## Begin Data shown

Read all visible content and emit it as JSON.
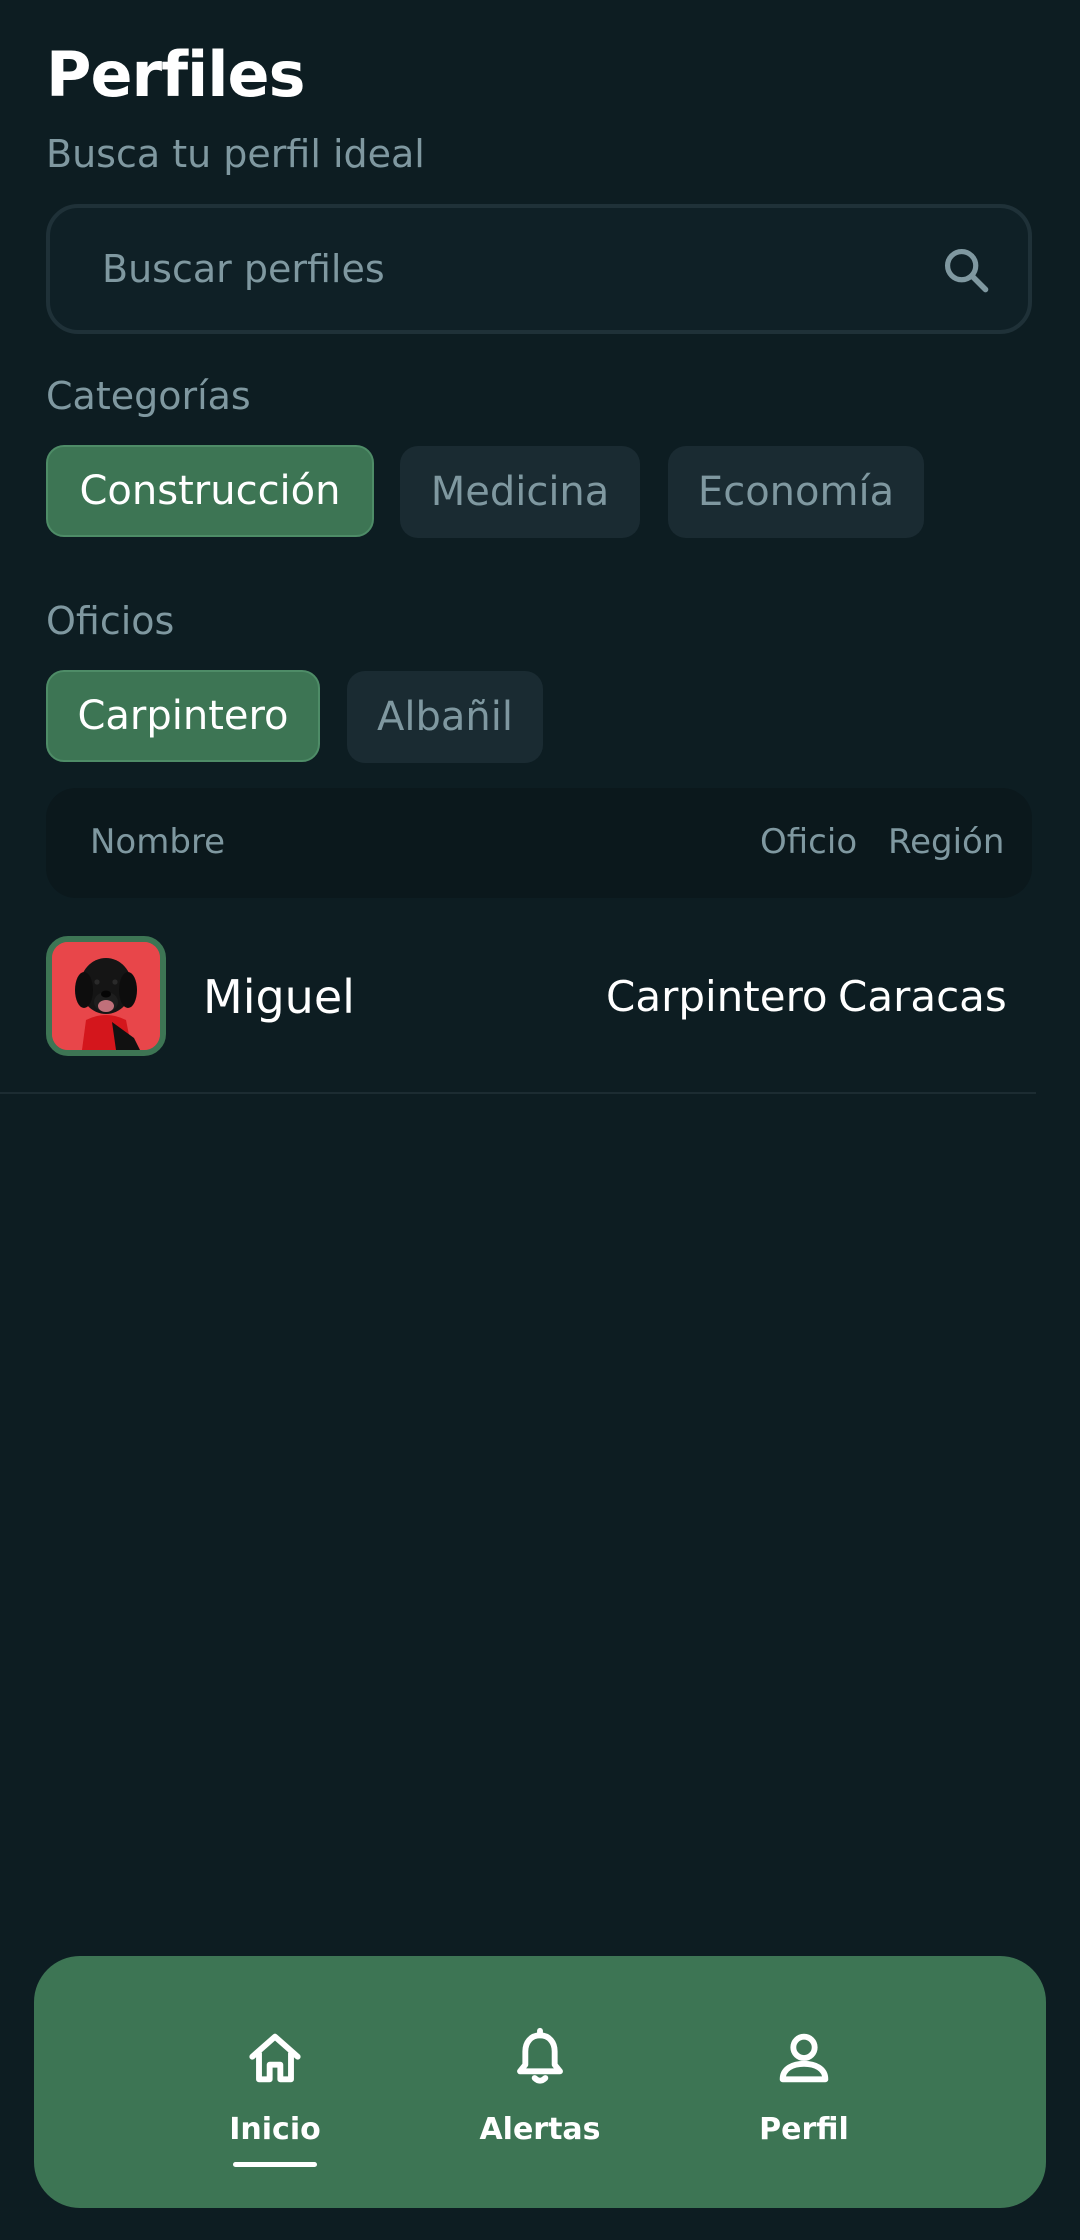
{
  "header": {
    "title": "Perfiles",
    "subtitle": "Busca tu perfil ideal"
  },
  "search": {
    "placeholder": "Buscar perfiles",
    "value": "",
    "icon": "search-icon"
  },
  "categories": {
    "label": "Categorías",
    "items": [
      {
        "label": "Construcción",
        "selected": true
      },
      {
        "label": "Medicina",
        "selected": false
      },
      {
        "label": "Economía",
        "selected": false
      }
    ]
  },
  "trades": {
    "label": "Oficios",
    "items": [
      {
        "label": "Carpintero",
        "selected": true
      },
      {
        "label": "Albañil",
        "selected": false
      }
    ]
  },
  "table": {
    "headers": {
      "name": "Nombre",
      "trade": "Oficio",
      "region": "Región"
    },
    "rows": [
      {
        "name": "Miguel",
        "trade": "Carpintero",
        "region": "Caracas",
        "avatar": "dog-photo"
      }
    ]
  },
  "bottom_nav": {
    "items": [
      {
        "label": "Inicio",
        "icon": "home-icon",
        "active": true
      },
      {
        "label": "Alertas",
        "icon": "bell-icon",
        "active": false
      },
      {
        "label": "Perfil",
        "icon": "person-icon",
        "active": false
      }
    ]
  },
  "colors": {
    "background": "#0d1d22",
    "accent": "#3d7554",
    "muted_text": "#7f98a0",
    "chip_inactive": "#1a2b32"
  }
}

## End Data shown

Exercise requirements
Make a copy of each line that contains the string "icon".

Solution to this exercise
    "icon": "search-icon"
        "icon": "home-icon",
        "icon": "bell-icon",
        "icon": "person-icon",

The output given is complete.